» TASK PROMPT: Locate each line holding the string "Mean" and copy it.

== TASK INPUTS ==

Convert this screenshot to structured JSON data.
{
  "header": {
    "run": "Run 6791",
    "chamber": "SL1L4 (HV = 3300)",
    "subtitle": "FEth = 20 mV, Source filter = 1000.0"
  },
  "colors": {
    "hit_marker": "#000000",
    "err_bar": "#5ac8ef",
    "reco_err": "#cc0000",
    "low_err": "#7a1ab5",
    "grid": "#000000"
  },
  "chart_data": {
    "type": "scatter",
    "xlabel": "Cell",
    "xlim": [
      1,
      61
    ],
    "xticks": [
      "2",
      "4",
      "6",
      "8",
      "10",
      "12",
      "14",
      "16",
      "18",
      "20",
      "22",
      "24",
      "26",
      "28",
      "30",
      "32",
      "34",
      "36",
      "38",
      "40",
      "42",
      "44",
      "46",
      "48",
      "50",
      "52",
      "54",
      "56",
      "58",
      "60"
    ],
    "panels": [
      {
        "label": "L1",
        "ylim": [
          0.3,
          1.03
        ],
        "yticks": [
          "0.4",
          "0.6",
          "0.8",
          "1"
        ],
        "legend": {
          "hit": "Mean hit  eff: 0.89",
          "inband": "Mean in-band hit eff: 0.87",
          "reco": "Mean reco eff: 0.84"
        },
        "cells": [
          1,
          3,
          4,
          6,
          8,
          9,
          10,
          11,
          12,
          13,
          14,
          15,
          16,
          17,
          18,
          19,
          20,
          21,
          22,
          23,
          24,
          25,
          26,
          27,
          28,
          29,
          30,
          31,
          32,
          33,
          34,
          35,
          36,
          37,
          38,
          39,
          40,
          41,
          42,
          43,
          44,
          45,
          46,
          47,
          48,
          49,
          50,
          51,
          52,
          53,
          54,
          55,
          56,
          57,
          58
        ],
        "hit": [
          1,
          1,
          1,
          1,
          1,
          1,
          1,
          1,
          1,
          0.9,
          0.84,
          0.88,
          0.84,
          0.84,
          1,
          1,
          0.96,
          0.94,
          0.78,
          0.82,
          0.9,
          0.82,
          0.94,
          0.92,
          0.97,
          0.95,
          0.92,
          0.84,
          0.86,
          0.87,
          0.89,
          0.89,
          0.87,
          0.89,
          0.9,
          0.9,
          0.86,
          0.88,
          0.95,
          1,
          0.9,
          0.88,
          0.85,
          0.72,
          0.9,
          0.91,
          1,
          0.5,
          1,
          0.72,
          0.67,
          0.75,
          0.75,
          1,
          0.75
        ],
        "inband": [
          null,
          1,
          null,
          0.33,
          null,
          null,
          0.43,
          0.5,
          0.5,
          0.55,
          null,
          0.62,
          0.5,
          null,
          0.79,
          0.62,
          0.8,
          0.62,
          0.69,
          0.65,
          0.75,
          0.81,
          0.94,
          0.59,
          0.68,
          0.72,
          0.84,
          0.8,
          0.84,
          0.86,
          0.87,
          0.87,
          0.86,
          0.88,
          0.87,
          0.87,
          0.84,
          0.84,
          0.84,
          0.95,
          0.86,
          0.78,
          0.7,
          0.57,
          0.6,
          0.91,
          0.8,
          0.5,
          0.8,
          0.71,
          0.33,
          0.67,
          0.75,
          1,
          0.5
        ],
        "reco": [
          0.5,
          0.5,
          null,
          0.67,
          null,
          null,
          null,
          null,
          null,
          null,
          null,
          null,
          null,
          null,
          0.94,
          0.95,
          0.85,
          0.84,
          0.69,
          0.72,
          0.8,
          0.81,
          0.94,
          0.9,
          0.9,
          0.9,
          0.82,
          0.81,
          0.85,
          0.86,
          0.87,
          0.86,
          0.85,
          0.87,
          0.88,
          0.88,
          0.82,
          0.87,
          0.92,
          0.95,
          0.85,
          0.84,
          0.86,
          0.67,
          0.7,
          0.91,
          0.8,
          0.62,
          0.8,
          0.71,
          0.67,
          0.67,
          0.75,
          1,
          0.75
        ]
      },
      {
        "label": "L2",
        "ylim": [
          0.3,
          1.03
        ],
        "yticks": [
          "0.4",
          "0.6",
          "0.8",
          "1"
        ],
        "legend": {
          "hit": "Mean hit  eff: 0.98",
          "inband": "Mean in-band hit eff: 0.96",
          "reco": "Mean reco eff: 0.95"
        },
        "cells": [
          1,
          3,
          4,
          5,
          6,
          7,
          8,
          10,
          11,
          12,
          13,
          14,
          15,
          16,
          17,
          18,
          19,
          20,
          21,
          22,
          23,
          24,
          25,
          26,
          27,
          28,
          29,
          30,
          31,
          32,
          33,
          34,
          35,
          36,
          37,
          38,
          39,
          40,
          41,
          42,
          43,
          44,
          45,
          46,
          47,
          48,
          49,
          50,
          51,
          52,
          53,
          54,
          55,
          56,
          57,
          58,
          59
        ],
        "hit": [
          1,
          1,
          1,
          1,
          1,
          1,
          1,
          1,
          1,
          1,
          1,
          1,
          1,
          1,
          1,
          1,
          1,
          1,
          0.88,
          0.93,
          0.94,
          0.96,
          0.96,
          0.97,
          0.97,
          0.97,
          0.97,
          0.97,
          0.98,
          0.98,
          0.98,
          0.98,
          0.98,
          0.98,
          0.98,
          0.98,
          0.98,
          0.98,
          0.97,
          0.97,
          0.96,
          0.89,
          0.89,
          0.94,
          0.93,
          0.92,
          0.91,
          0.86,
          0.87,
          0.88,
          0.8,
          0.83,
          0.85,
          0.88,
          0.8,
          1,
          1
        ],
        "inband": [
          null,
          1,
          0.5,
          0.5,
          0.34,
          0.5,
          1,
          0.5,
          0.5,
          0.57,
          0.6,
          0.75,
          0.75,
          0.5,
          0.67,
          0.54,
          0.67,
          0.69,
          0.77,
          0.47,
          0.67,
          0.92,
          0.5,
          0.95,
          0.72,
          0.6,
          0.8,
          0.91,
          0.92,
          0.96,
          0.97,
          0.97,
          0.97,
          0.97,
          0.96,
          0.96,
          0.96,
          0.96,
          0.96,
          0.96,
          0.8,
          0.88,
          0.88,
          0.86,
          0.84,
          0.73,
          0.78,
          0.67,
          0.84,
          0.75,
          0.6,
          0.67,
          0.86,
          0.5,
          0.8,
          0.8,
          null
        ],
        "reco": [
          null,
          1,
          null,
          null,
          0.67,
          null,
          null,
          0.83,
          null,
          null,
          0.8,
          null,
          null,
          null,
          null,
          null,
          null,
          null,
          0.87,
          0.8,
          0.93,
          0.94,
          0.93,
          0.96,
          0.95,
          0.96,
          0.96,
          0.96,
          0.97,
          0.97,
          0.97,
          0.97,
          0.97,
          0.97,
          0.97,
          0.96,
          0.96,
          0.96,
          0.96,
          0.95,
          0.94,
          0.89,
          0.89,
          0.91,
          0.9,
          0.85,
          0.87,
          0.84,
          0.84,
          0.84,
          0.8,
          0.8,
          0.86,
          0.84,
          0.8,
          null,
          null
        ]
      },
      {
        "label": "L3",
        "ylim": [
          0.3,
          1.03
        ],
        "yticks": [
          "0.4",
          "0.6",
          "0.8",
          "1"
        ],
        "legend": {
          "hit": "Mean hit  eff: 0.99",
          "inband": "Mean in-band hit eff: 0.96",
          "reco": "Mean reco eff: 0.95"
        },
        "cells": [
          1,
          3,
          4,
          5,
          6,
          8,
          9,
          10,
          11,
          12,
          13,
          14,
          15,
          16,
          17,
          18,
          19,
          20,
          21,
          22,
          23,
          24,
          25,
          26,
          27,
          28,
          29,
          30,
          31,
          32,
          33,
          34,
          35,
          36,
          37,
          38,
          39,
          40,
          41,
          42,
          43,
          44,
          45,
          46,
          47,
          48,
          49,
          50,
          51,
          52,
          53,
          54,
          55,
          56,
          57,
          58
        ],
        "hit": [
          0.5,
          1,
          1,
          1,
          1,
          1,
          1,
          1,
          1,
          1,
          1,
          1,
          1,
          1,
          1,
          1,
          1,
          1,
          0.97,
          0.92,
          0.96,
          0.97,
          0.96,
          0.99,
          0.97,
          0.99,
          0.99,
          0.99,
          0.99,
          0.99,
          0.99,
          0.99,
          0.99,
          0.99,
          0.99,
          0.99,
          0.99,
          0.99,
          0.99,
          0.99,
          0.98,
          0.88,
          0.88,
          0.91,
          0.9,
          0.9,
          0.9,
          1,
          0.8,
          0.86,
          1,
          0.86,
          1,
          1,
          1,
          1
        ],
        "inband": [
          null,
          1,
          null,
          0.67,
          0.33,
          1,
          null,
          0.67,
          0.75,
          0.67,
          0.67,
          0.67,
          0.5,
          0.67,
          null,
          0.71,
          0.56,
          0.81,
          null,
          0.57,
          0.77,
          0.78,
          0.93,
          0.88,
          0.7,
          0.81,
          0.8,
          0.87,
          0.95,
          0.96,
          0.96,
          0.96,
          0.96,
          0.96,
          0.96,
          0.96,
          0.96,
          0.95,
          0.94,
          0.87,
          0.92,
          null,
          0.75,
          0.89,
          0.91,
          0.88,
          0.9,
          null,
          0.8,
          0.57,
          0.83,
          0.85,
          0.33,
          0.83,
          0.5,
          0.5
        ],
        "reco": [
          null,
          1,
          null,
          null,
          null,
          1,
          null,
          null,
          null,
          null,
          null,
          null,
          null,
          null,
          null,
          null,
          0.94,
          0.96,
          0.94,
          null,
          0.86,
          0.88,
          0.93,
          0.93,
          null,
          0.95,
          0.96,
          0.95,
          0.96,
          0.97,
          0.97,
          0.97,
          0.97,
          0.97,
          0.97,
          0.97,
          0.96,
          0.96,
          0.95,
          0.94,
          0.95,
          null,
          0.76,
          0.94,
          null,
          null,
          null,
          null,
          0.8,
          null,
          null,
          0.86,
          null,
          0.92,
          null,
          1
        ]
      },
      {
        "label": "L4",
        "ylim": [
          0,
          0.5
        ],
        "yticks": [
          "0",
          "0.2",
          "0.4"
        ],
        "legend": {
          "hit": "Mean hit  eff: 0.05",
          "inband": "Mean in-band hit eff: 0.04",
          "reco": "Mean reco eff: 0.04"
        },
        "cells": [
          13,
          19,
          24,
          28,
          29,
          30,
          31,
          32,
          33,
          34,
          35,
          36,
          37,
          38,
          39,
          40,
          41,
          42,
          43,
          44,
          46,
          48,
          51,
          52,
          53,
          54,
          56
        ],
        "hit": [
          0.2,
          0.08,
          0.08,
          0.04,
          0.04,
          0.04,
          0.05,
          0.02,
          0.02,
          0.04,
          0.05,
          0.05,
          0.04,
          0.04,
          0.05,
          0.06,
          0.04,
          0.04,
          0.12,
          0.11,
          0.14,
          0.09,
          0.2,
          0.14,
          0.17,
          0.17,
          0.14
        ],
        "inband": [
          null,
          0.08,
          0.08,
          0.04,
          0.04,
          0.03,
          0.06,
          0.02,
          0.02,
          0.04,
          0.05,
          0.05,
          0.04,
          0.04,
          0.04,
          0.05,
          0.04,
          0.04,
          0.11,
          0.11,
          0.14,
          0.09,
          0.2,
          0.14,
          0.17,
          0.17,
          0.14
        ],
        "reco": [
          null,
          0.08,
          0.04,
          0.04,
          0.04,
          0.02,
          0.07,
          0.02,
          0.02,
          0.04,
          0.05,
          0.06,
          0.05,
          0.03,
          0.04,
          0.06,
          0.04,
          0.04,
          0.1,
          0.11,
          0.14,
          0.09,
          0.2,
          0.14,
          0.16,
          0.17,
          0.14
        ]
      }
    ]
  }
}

===

» TASK OUTPUT:
          "hit": "Mean hit  eff: 0.89",
          "inband": "Mean in-band hit eff: 0.87",
          "reco": "Mean reco eff: 0.84"
          "hit": "Mean hit  eff: 0.98",
          "inband": "Mean in-band hit eff: 0.96",
          "reco": "Mean reco eff: 0.95"
          "hit": "Mean hit  eff: 0.99",
          "inband": "Mean in-band hit eff: 0.96",
          "reco": "Mean reco eff: 0.95"
          "hit": "Mean hit  eff: 0.05",
          "inband": "Mean in-band hit eff: 0.04",
          "reco": "Mean reco eff: 0.04"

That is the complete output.